> **Extracted records**:
## Start

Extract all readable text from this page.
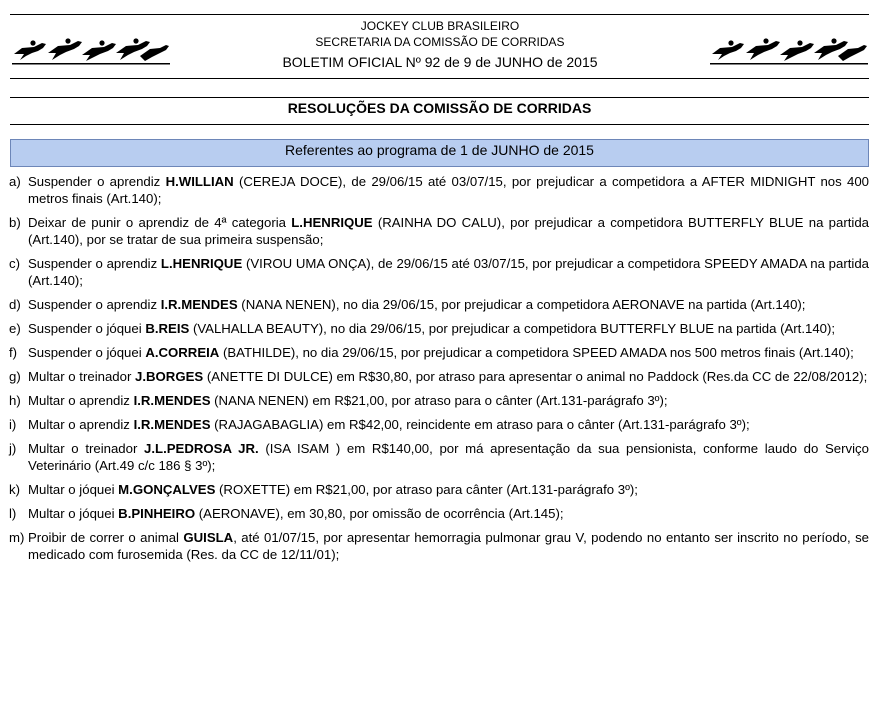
JOCKEY CLUB BRASILEIRO
SECRETARIA DA COMISSÃO DE CORRIDAS
BOLETIM OFICIAL Nº 92 de 9 de JUNHO de 2015
RESOLUÇÕES DA COMISSÃO DE CORRIDAS
Referentes ao programa de 1 de JUNHO de 2015
a) Suspender o aprendiz H.WILLIAN (CEREJA DOCE), de 29/06/15 até 03/07/15, por prejudicar a competidora a AFTER MIDNIGHT nos 400 metros finais (Art.140);
b) Deixar de punir o aprendiz de 4ª categoria L.HENRIQUE (RAINHA DO CALU), por prejudicar a competidora BUTTERFLY BLUE na partida (Art.140), por se tratar de sua primeira suspensão;
c) Suspender o aprendiz L.HENRIQUE (VIROU UMA ONÇA), de 29/06/15 até 03/07/15, por prejudicar a competidora SPEEDY AMADA na partida (Art.140);
d) Suspender o aprendiz I.R.MENDES (NANA NENEN), no dia 29/06/15, por prejudicar a competidora AERONAVE na partida (Art.140);
e) Suspender o jóquei B.REIS (VALHALLA BEAUTY), no dia 29/06/15, por prejudicar a competidora BUTTERFLY BLUE na partida (Art.140);
f) Suspender o jóquei A.CORREIA (BATHILDE), no dia 29/06/15, por prejudicar a competidora SPEED AMADA nos 500 metros finais (Art.140);
g) Multar o treinador J.BORGES (ANETTE DI DULCE) em R$30,80, por atraso para apresentar o animal no Paddock (Res.da CC de 22/08/2012);
h) Multar o aprendiz I.R.MENDES (NANA NENEN) em R$21,00, por atraso para o cânter (Art.131-parágrafo 3º);
i) Multar o aprendiz I.R.MENDES (RAJAGABAGLIA) em R$42,00, reincidente em atraso para o cânter (Art.131-parágrafo 3º);
j) Multar o treinador J.L.PEDROSA JR. (ISA ISAM ) em R$140,00, por má apresentação da sua pensionista, conforme laudo do Serviço Veterinário (Art.49 c/c 186 § 3º);
k) Multar o jóquei M.GONÇALVES (ROXETTE) em R$21,00, por atraso para cânter (Art.131-parágrafo 3º);
l) Multar o jóquei B.PINHEIRO (AERONAVE), em 30,80, por omissão de ocorrência (Art.145);
m) Proibir de correr o animal GUISLA, até 01/07/15, por apresentar hemorragia pulmonar grau V, podendo no entanto ser inscrito no período, se medicado com furosemida (Res. da CC de 12/11/01);
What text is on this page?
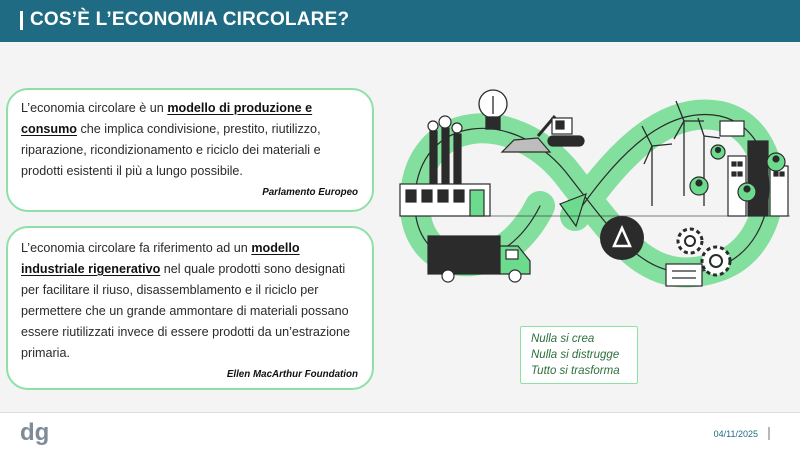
COS’È L’ECONOMIA CIRCOLARE?
L’economia circolare è un modello di produzione e consumo che implica condivisione, prestito, riutilizzo, riparazione, ricondizionamento e riciclo dei materiali e prodotti esistenti il più a lungo possibile.
Parlamento Europeo
L’economia circolare fa riferimento ad un modello industriale rigenerativo nel quale prodotti sono designati per facilitare il riuso, disassemblamento e il riciclo per permettere che un grande ammontare di materiali possano essere riutilizzati invece di essere prodotti da un’estrazione primaria.
Ellen MacArthur Foundation
Nulla si crea
Nulla si distrugge
Tutto si trasforma
dg	04/11/2025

## End

> **Exercise prompt**:
Pictures in the records above should not be copied. Repeat everything else exactly.

> **Answer to this problem**:
Extract all readable text from this page.
JOCKEY CLUB BRASILEIRO
SECRETARIA DA COMISSÃO DE CORRIDAS
BOLETIM OFICIAL Nº 92 de 9 de JUNHO de 2015
RESOLUÇÕES DA COMISSÃO DE CORRIDAS
Referentes ao programa de 1 de JUNHO de 2015
a) Suspender o aprendiz H.WILLIAN (CEREJA DOCE), de 29/06/15 até 03/07/15, por prejudicar a competidora a AFTER MIDNIGHT nos 400 metros finais (Art.140);
b) Deixar de punir o aprendiz de 4ª categoria L.HENRIQUE (RAINHA DO CALU), por prejudicar a competidora BUTTERFLY BLUE na partida (Art.140), por se tratar de sua primeira suspensão;
c) Suspender o aprendiz L.HENRIQUE (VIROU UMA ONÇA), de 29/06/15 até 03/07/15, por prejudicar a competidora SPEEDY AMADA na partida (Art.140);
d) Suspender o aprendiz I.R.MENDES (NANA NENEN), no dia 29/06/15, por prejudicar a competidora AERONAVE na partida (Art.140);
e) Suspender o jóquei B.REIS (VALHALLA BEAUTY), no dia 29/06/15, por prejudicar a competidora BUTTERFLY BLUE na partida (Art.140);
f) Suspender o jóquei A.CORREIA (BATHILDE), no dia 29/06/15, por prejudicar a competidora SPEED AMADA nos 500 metros finais (Art.140);
g) Multar o treinador J.BORGES (ANETTE DI DULCE) em R$30,80, por atraso para apresentar o animal no Paddock (Res.da CC de 22/08/2012);
h) Multar o aprendiz I.R.MENDES (NANA NENEN) em R$21,00, por atraso para o cânter (Art.131-parágrafo 3º);
i) Multar o aprendiz I.R.MENDES (RAJAGABAGLIA) em R$42,00, reincidente em atraso para o cânter (Art.131-parágrafo 3º);
j) Multar o treinador J.L.PEDROSA JR. (ISA ISAM ) em R$140,00, por má apresentação da sua pensionista, conforme laudo do Serviço Veterinário (Art.49 c/c 186 § 3º);
k) Multar o jóquei M.GONÇALVES (ROXETTE) em R$21,00, por atraso para cânter (Art.131-parágrafo 3º);
l) Multar o jóquei B.PINHEIRO (AERONAVE), em 30,80, por omissão de ocorrência (Art.145);
m) Proibir de correr o animal GUISLA, até 01/07/15, por apresentar hemorragia pulmonar grau V, podendo no entanto ser inscrito no período, se medicado com furosemida (Res. da CC de 12/11/01);
What text is on this page?
COS’È L’ECONOMIA CIRCOLARE?
L’economia circolare è un modello di produzione e consumo che implica condivisione, prestito, riutilizzo, riparazione, ricondizionamento e riciclo dei materiali e prodotti esistenti il più a lungo possibile.
Parlamento Europeo
L’economia circolare fa riferimento ad un modello industriale rigenerativo nel quale prodotti sono designati per facilitare il riuso, disassemblamento e il riciclo per permettere che un grande ammontare di materiali possano essere riutilizzati invece di essere prodotti da un’estrazione primaria.
Ellen MacArthur Foundation
Nulla si crea
Nulla si distrugge
Tutto si trasforma
dg	04/11/2025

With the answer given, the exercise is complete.